** begin **

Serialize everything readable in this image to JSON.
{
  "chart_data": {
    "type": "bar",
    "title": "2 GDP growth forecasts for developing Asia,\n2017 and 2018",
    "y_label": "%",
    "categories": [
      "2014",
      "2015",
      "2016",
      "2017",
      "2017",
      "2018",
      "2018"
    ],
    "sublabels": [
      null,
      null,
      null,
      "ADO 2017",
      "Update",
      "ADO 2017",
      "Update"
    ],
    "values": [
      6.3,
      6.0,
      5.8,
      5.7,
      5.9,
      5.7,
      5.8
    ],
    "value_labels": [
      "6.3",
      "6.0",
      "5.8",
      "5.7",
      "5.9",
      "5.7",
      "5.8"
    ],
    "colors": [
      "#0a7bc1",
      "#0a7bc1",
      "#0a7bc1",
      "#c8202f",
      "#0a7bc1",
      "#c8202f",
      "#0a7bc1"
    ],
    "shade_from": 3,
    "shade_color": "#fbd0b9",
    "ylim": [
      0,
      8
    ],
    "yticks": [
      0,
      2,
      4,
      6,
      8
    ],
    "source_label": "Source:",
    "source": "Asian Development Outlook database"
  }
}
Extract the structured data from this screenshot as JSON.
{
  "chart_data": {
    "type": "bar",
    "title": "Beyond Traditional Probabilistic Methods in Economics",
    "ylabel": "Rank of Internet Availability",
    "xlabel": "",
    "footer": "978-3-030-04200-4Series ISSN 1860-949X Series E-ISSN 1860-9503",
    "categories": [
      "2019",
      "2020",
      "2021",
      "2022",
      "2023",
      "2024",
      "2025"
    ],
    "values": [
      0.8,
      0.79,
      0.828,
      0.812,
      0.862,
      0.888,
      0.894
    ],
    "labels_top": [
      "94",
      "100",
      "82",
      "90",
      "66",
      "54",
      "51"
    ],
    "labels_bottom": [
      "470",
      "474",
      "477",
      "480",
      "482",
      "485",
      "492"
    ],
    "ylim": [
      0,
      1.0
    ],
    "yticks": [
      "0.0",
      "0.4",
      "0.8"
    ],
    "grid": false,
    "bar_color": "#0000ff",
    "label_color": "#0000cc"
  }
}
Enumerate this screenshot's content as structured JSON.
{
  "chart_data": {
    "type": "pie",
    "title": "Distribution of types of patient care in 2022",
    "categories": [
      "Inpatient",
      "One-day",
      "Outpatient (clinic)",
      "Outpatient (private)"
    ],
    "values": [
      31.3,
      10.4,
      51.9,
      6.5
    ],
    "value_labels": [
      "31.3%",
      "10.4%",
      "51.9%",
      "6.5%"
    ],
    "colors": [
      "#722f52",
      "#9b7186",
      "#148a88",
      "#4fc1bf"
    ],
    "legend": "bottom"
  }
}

** end **

→ What is needed: Output the listing above without altering a single character.

→ Result of the exercise:
Serialize everything readable in this image to JSON.
{
  "chart_data": {
    "type": "bar",
    "title": "2 GDP growth forecasts for developing Asia,\n2017 and 2018",
    "y_label": "%",
    "categories": [
      "2014",
      "2015",
      "2016",
      "2017",
      "2017",
      "2018",
      "2018"
    ],
    "sublabels": [
      null,
      null,
      null,
      "ADO 2017",
      "Update",
      "ADO 2017",
      "Update"
    ],
    "values": [
      6.3,
      6.0,
      5.8,
      5.7,
      5.9,
      5.7,
      5.8
    ],
    "value_labels": [
      "6.3",
      "6.0",
      "5.8",
      "5.7",
      "5.9",
      "5.7",
      "5.8"
    ],
    "colors": [
      "#0a7bc1",
      "#0a7bc1",
      "#0a7bc1",
      "#c8202f",
      "#0a7bc1",
      "#c8202f",
      "#0a7bc1"
    ],
    "shade_from": 3,
    "shade_color": "#fbd0b9",
    "ylim": [
      0,
      8
    ],
    "yticks": [
      0,
      2,
      4,
      6,
      8
    ],
    "source_label": "Source:",
    "source": "Asian Development Outlook database"
  }
}
Extract the structured data from this screenshot as JSON.
{
  "chart_data": {
    "type": "bar",
    "title": "Beyond Traditional Probabilistic Methods in Economics",
    "ylabel": "Rank of Internet Availability",
    "xlabel": "",
    "footer": "978-3-030-04200-4Series ISSN 1860-949X Series E-ISSN 1860-9503",
    "categories": [
      "2019",
      "2020",
      "2021",
      "2022",
      "2023",
      "2024",
      "2025"
    ],
    "values": [
      0.8,
      0.79,
      0.828,
      0.812,
      0.862,
      0.888,
      0.894
    ],
    "labels_top": [
      "94",
      "100",
      "82",
      "90",
      "66",
      "54",
      "51"
    ],
    "labels_bottom": [
      "470",
      "474",
      "477",
      "480",
      "482",
      "485",
      "492"
    ],
    "ylim": [
      0,
      1.0
    ],
    "yticks": [
      "0.0",
      "0.4",
      "0.8"
    ],
    "grid": false,
    "bar_color": "#0000ff",
    "label_color": "#0000cc"
  }
}
Enumerate this screenshot's content as structured JSON.
{
  "chart_data": {
    "type": "pie",
    "title": "Distribution of types of patient care in 2022",
    "categories": [
      "Inpatient",
      "One-day",
      "Outpatient (clinic)",
      "Outpatient (private)"
    ],
    "values": [
      31.3,
      10.4,
      51.9,
      6.5
    ],
    "value_labels": [
      "31.3%",
      "10.4%",
      "51.9%",
      "6.5%"
    ],
    "colors": [
      "#722f52",
      "#9b7186",
      "#148a88",
      "#4fc1bf"
    ],
    "legend": "bottom"
  }
}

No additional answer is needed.